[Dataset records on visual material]
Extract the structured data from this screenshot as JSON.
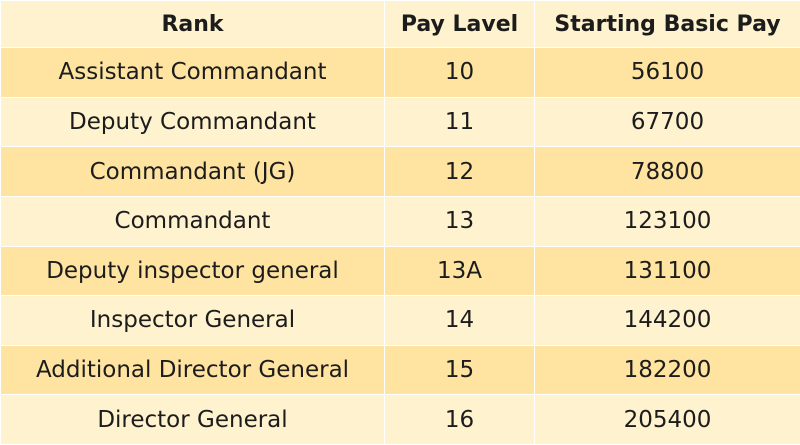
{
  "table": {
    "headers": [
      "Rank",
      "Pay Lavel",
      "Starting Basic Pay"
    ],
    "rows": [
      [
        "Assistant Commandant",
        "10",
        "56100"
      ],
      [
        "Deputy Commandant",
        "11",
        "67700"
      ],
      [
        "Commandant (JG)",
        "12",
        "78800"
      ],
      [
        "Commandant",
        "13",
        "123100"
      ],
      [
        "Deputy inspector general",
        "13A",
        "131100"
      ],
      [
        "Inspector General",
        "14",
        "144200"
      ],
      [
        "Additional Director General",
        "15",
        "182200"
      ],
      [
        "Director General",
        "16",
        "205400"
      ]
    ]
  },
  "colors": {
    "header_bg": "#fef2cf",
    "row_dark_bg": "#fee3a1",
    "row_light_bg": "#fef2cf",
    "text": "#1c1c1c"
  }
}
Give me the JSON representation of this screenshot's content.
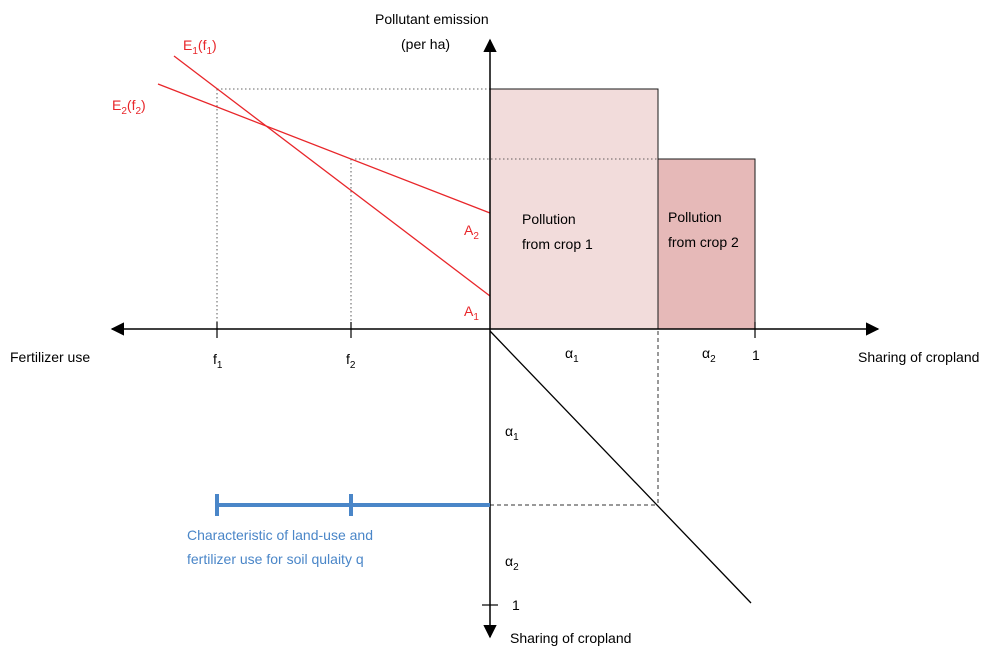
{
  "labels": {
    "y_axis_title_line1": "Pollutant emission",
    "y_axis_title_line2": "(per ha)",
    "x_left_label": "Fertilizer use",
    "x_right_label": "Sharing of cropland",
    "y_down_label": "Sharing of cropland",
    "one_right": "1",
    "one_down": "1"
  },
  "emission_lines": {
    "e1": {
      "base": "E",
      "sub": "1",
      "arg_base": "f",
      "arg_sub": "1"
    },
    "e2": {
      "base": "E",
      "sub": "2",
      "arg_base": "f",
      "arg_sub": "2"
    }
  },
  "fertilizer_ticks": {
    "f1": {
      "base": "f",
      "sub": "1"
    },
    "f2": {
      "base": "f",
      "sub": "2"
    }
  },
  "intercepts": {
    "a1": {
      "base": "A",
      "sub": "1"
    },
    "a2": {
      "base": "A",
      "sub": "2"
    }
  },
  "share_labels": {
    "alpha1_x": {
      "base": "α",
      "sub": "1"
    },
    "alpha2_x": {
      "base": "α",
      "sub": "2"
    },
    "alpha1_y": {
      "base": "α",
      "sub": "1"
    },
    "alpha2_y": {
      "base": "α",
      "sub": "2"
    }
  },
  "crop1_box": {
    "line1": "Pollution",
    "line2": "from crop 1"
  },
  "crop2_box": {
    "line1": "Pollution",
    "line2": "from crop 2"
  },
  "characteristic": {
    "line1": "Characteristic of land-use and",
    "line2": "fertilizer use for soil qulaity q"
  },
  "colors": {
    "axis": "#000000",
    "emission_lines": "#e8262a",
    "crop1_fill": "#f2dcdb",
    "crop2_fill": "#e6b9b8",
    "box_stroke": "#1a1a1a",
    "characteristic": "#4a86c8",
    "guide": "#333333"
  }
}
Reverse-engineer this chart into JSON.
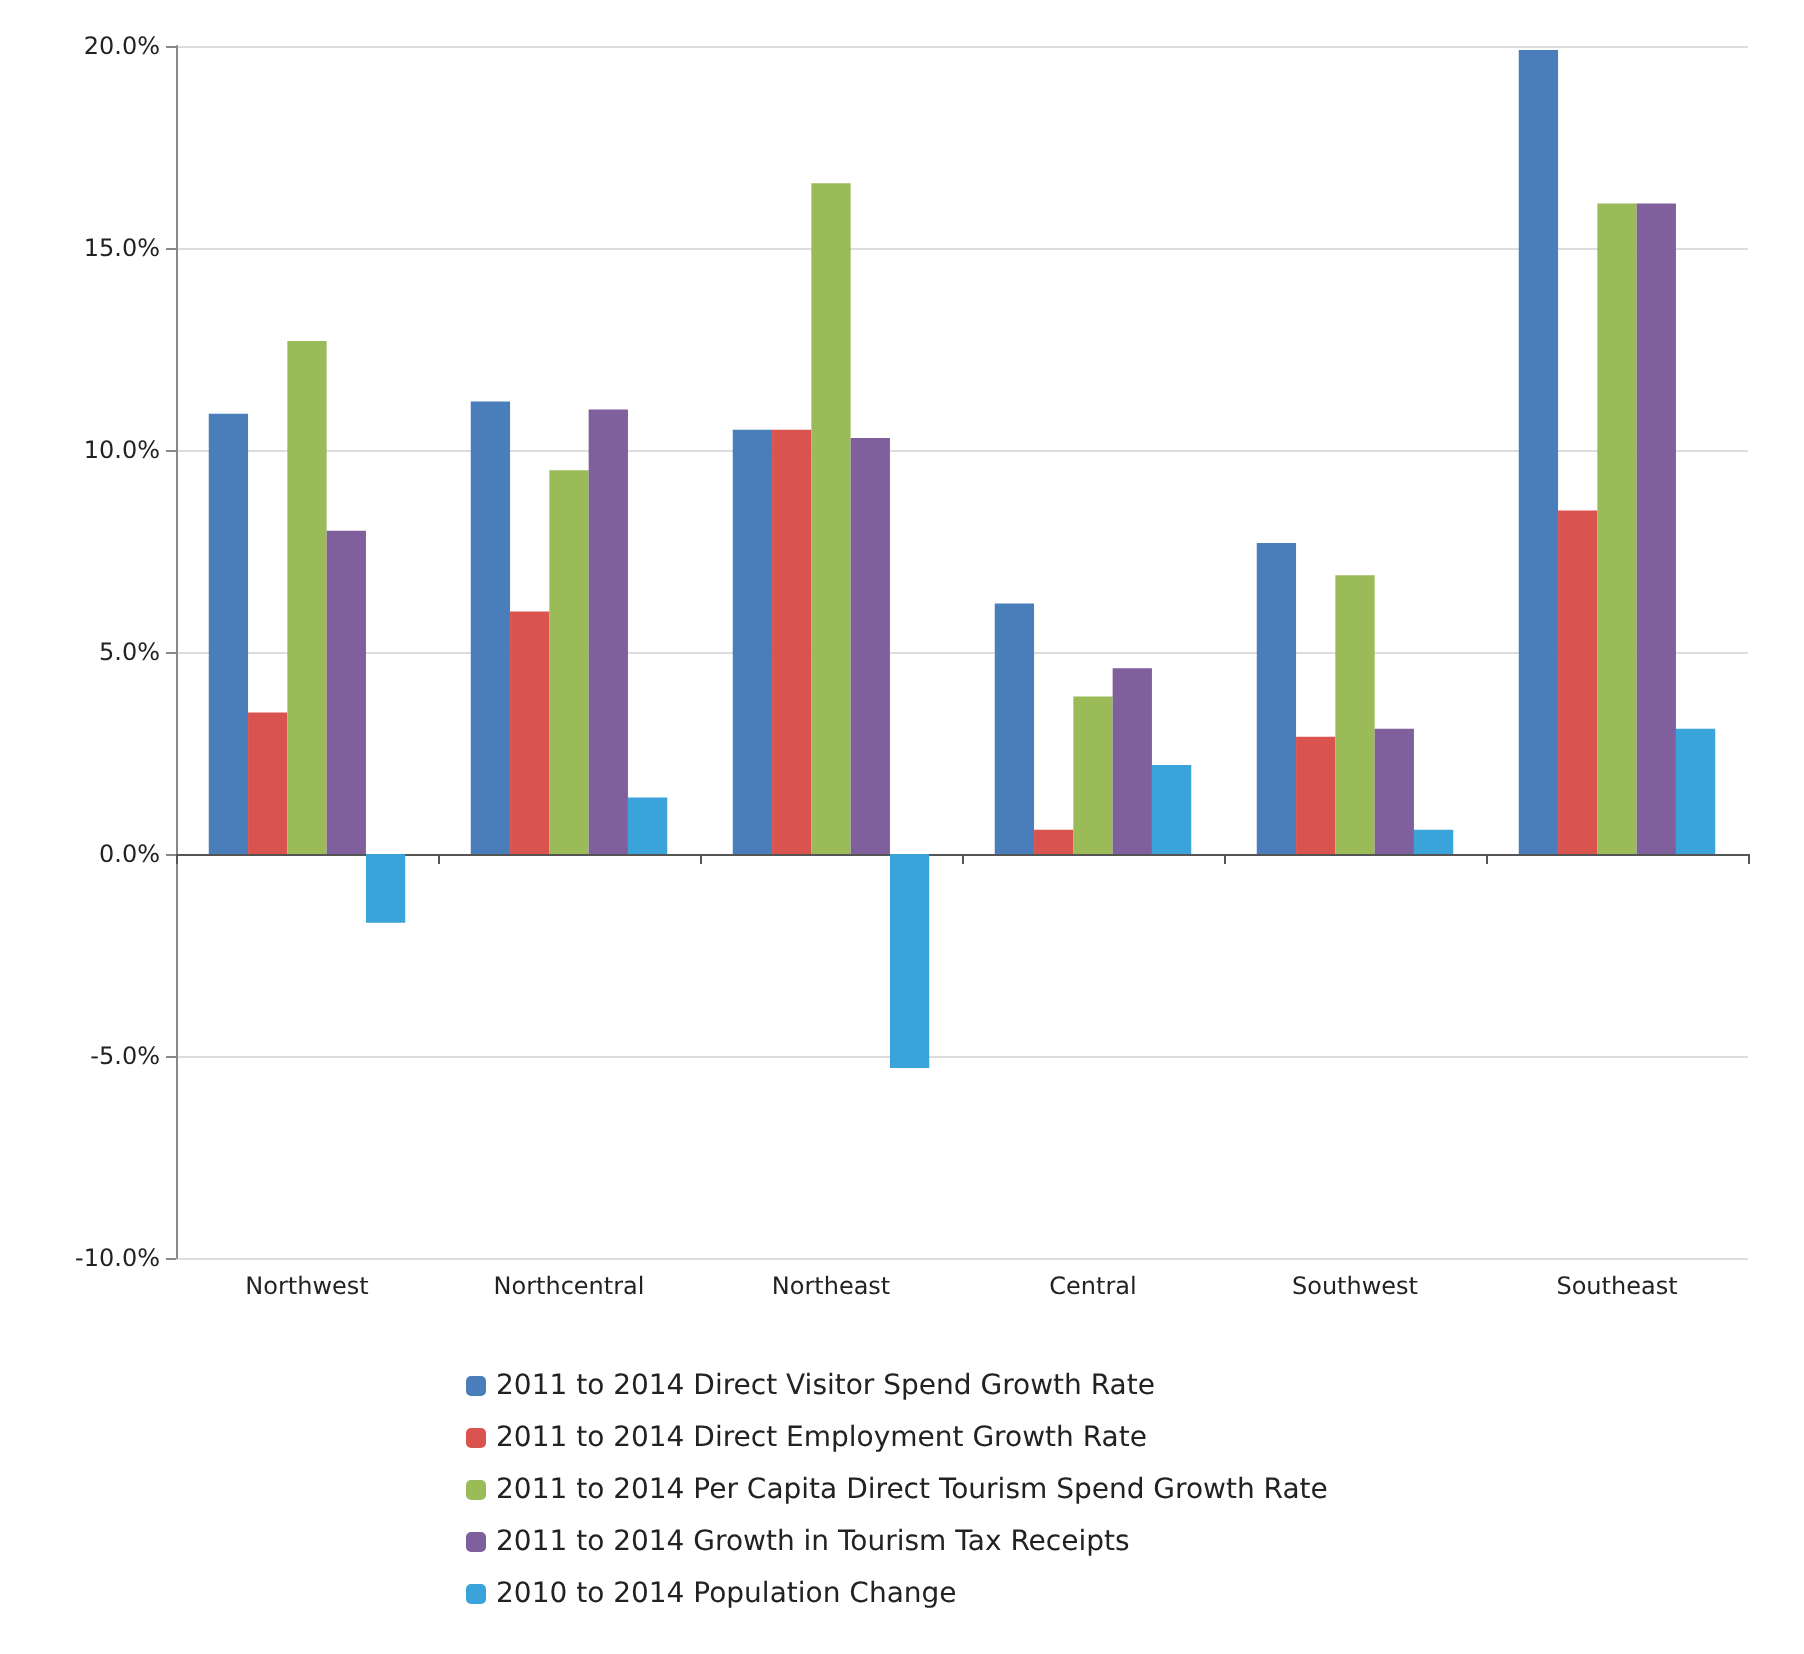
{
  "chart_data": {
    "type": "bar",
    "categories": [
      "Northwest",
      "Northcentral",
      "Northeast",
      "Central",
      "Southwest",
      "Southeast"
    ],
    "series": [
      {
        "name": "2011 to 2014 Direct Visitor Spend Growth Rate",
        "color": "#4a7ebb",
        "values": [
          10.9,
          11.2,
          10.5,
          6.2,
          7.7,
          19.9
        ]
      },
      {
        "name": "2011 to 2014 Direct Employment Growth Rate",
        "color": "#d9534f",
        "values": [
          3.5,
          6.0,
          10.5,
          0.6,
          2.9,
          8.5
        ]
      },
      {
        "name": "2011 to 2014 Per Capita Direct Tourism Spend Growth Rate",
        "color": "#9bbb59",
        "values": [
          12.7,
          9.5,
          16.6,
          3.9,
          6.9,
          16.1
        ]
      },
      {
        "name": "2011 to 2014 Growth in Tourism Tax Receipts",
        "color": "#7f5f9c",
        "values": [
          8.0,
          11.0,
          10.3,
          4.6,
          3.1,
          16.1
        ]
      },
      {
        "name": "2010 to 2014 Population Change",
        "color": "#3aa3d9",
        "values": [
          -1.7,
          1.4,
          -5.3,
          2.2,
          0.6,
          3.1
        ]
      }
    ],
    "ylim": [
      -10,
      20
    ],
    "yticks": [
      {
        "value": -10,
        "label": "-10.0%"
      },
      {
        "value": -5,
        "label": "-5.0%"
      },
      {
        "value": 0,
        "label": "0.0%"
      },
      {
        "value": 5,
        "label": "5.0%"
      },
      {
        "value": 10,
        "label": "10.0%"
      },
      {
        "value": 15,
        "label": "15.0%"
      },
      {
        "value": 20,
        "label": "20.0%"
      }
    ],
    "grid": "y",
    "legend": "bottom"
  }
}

TASK -> State how many lines of the records hold the string "Growth", and nothing else.

OUTPUT FOR THIS TASK -> 4